»»

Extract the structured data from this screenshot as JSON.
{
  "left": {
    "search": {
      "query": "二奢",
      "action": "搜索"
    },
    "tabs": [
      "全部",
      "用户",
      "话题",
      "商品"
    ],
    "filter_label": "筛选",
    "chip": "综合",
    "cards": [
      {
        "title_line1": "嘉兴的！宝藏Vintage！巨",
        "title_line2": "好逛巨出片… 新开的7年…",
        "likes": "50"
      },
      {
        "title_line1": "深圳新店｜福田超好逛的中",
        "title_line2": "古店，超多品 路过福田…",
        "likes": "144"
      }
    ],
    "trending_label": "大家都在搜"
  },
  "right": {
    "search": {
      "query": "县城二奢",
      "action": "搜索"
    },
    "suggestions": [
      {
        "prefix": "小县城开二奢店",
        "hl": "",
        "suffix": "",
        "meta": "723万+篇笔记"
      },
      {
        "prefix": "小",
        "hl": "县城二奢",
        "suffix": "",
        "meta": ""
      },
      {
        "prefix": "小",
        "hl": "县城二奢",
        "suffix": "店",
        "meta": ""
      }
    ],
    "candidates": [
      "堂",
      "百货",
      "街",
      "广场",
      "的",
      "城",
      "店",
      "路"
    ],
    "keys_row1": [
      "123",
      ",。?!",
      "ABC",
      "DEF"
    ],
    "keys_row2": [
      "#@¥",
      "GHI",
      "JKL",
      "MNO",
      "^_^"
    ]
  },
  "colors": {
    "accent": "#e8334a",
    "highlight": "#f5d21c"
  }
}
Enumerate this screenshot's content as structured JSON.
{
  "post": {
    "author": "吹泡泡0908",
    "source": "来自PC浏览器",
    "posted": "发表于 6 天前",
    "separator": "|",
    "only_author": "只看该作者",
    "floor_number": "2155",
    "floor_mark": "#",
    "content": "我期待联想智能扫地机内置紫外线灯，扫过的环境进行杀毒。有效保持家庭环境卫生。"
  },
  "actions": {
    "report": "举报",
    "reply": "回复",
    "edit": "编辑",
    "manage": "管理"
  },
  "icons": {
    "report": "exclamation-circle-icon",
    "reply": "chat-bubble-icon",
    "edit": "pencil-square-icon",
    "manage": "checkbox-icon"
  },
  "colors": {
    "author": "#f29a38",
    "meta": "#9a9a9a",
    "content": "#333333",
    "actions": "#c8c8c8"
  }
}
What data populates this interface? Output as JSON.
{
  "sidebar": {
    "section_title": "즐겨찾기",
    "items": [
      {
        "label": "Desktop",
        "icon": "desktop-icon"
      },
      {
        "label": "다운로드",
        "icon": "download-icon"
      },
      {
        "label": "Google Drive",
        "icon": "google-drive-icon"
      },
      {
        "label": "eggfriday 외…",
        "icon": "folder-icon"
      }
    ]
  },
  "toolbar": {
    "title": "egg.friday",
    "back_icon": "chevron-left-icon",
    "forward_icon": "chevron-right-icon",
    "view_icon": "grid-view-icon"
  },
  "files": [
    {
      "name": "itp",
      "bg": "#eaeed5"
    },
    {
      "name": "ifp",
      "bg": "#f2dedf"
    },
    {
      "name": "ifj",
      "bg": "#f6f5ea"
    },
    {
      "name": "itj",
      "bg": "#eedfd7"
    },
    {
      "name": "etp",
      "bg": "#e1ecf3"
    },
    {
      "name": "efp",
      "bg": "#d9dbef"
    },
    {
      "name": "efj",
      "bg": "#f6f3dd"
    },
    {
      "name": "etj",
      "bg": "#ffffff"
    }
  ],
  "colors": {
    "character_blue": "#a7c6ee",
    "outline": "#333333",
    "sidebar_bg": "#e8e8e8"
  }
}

««

**TASK INSTRUCTIONS**
Find the word "this" in the entries above and gather every line that holds it.

**THE RESULT**
Extract the structured data from this screenshot as JSON.
Enumerate this screenshot's content as structured JSON.
What data populates this interface? Output as JSON.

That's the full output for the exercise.